-- begin --

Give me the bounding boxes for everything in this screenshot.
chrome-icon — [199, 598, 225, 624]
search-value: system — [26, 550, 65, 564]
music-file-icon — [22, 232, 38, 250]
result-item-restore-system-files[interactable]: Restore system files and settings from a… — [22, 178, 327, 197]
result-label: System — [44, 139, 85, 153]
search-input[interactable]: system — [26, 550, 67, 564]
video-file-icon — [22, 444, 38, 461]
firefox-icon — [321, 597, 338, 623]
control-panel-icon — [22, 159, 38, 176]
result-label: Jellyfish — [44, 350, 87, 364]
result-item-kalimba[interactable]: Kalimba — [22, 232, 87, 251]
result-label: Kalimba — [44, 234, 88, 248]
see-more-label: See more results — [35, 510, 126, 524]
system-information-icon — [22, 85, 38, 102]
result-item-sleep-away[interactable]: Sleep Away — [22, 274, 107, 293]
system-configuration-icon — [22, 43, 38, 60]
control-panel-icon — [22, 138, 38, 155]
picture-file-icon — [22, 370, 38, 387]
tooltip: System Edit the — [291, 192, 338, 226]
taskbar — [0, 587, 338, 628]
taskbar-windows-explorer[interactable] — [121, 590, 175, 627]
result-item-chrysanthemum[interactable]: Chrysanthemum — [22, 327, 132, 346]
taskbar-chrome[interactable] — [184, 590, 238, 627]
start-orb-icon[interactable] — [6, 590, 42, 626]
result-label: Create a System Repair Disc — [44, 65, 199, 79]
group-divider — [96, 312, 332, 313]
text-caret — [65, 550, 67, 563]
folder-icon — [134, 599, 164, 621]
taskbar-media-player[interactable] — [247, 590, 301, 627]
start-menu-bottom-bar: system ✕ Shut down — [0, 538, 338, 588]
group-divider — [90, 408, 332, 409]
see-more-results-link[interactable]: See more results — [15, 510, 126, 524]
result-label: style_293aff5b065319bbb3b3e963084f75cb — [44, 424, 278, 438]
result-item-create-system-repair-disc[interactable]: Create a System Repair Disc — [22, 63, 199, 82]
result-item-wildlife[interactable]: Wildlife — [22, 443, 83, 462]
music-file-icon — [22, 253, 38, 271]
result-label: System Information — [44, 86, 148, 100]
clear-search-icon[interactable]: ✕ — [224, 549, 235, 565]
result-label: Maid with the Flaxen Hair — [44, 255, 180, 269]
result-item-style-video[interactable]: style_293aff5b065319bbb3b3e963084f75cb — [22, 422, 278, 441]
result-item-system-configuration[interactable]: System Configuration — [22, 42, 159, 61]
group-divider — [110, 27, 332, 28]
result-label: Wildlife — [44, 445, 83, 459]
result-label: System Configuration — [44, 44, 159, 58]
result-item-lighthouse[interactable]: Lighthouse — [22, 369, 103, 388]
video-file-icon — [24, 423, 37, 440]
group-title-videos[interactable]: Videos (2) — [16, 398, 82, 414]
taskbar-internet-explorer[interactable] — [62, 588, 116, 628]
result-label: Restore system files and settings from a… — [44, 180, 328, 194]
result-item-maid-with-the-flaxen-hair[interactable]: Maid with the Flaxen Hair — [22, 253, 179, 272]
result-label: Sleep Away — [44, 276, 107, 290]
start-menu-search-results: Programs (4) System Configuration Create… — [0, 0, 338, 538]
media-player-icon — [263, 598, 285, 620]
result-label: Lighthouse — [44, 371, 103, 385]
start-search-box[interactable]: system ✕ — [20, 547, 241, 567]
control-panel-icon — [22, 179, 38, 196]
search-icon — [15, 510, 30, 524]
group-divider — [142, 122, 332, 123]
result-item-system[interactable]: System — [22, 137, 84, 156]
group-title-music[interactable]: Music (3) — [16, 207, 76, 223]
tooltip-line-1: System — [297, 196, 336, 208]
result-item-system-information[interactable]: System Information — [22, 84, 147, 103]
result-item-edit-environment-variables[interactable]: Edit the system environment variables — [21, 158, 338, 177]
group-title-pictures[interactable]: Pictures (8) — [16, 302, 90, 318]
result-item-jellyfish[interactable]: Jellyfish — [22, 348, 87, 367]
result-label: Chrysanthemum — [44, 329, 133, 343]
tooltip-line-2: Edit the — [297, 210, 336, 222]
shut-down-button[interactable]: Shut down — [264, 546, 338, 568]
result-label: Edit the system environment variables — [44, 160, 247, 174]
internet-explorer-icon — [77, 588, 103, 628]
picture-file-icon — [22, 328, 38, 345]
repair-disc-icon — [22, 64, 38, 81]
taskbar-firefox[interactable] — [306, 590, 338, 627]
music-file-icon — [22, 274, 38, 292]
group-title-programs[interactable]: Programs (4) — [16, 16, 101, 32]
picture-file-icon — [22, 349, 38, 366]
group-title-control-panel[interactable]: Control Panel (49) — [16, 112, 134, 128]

-- end --

— Short exercise —
Pick out each line in the entries above that contains the string "variables" and copy those lines.

— Exercise result —
result-item-edit-environment-variables[interactable]: Edit the system environment variables — [21, 158, 338, 177]
result-label: Edit the system environment variables — [44, 160, 247, 174]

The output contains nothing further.